§ **EXERCISE DATA**:
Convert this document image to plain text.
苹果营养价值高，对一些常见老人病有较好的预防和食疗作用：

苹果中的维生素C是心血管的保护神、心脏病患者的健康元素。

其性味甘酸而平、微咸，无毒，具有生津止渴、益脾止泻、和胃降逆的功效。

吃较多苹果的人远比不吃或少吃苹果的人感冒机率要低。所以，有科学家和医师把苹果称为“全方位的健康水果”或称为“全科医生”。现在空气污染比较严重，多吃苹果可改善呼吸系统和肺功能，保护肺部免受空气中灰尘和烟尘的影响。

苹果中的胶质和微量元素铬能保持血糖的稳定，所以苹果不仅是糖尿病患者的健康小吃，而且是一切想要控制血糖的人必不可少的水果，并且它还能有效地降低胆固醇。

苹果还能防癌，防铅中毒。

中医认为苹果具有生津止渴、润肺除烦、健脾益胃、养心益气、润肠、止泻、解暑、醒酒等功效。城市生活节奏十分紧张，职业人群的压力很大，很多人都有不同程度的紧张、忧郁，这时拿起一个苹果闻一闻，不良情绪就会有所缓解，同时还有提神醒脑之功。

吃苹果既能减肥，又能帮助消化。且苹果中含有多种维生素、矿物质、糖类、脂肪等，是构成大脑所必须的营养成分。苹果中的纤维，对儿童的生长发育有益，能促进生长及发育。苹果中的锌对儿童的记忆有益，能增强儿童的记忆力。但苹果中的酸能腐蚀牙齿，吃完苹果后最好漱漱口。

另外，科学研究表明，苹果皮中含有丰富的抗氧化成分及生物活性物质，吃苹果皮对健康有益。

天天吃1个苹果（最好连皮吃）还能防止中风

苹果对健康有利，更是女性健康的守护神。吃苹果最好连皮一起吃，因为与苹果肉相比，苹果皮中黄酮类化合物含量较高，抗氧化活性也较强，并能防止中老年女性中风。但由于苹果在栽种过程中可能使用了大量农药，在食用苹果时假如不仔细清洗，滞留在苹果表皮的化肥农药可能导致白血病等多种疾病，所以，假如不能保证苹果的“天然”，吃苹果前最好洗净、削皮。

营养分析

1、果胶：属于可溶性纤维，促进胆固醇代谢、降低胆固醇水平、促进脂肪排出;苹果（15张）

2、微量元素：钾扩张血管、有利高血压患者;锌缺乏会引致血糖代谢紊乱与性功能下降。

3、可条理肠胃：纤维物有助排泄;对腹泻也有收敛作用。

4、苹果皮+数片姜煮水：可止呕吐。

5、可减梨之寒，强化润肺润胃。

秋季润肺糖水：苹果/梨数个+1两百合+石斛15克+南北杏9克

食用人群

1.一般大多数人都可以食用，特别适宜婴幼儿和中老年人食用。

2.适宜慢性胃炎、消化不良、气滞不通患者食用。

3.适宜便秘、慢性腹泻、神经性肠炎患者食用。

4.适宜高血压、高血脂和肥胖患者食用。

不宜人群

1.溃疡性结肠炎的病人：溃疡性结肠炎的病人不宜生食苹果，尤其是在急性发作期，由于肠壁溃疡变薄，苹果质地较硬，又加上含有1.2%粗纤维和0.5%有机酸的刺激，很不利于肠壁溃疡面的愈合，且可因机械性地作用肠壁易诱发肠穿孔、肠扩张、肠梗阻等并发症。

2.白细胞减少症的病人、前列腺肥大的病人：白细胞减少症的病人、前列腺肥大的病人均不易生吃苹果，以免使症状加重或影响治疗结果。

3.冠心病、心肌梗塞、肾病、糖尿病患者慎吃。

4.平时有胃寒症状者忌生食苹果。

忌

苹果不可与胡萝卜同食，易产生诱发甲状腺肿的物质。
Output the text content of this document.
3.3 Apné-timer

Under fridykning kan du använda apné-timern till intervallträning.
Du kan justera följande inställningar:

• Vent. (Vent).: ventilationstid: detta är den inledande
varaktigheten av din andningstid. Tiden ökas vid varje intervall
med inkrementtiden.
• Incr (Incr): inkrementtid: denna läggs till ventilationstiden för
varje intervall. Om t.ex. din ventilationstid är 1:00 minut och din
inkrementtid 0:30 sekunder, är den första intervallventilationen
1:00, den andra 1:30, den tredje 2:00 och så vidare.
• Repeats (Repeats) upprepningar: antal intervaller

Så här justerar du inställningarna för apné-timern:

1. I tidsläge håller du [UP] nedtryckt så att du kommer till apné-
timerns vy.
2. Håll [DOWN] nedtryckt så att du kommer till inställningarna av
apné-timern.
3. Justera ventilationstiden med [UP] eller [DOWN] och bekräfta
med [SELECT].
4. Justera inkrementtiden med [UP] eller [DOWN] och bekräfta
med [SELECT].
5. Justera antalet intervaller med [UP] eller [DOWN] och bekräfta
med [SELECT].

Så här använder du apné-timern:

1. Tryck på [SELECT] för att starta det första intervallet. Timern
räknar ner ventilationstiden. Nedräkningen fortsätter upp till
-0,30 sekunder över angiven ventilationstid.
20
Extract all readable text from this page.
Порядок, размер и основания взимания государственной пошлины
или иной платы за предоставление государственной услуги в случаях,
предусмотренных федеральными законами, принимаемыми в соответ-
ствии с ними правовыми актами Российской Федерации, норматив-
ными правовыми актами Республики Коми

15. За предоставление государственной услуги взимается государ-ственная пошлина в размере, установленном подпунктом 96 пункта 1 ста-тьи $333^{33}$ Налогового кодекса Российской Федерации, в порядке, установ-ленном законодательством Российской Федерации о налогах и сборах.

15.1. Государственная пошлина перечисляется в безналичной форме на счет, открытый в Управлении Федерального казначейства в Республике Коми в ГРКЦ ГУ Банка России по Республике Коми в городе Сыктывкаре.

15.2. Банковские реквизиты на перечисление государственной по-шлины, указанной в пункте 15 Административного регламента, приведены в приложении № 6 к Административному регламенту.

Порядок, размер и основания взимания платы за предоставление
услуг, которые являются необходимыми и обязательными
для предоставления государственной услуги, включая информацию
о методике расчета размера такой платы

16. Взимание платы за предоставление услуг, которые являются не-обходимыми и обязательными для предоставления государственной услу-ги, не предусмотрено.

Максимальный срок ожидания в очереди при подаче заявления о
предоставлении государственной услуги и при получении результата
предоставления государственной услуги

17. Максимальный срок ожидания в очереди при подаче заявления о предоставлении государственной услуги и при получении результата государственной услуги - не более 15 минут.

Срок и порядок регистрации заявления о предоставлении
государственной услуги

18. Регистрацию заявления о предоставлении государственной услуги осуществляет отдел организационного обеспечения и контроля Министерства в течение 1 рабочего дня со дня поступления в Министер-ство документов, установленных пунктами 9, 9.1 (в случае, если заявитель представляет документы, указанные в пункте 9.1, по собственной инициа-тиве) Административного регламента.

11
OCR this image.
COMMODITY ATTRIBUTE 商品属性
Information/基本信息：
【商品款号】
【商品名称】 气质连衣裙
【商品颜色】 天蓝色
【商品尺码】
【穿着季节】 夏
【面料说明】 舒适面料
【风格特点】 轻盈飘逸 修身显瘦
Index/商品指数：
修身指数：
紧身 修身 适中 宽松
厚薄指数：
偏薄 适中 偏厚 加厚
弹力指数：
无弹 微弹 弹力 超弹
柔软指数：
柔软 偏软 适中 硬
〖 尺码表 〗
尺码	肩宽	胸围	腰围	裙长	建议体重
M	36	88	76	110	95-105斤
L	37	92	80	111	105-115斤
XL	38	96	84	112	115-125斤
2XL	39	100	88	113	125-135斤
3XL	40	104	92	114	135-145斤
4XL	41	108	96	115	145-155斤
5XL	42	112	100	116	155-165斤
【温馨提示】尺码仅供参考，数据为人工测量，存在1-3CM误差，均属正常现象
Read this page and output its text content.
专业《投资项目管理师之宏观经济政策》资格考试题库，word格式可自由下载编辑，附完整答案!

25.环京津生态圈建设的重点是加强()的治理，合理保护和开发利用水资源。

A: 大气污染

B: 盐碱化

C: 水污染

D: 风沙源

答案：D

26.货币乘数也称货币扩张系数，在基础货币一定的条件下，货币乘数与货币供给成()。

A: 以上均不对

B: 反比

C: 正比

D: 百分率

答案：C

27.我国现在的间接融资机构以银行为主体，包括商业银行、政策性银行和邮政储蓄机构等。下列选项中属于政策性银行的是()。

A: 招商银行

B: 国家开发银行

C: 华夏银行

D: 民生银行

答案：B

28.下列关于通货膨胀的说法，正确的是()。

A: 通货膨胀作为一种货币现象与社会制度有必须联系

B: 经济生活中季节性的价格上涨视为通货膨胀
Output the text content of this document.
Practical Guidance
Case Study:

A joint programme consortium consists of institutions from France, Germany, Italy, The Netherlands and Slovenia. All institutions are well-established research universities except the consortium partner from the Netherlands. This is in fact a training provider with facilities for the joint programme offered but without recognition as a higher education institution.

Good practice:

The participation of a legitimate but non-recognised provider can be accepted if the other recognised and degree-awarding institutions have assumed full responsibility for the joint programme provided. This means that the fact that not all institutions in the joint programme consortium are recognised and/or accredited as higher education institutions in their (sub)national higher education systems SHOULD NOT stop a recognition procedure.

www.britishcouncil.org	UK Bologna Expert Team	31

§ **BRIEF**:
Count every line of the material above that holds the string "provider", then state only the total.

§ **RESULT FOR THIS EXERCISE**:
2